▶ _SHORT EXERCISE_: Lines containing the word "zenklai" need to be counted. Please reply with how many there are, and nothing else.

▶ _ROWS_:
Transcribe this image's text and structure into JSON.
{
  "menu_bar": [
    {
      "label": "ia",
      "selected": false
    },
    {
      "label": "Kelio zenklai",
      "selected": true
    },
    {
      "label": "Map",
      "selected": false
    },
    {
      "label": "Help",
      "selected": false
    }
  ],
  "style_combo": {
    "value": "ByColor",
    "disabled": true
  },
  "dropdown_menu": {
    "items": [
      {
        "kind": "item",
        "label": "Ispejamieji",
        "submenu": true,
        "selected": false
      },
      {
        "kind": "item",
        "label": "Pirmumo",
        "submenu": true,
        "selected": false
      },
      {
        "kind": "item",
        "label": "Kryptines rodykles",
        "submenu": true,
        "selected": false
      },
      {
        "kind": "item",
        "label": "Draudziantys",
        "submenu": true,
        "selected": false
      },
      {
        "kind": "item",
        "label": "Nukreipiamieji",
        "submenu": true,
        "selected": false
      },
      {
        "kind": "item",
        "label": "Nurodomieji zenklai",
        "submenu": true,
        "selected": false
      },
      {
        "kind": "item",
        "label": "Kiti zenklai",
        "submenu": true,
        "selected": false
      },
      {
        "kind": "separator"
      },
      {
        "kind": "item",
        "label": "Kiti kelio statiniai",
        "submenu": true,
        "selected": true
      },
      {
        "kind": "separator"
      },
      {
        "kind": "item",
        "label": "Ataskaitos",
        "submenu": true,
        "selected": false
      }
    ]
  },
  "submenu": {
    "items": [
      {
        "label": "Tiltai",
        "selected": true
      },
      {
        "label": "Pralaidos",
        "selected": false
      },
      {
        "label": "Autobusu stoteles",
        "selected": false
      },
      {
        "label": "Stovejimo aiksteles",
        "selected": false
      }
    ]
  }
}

▶ _EXERCISE SOLUTION_: 3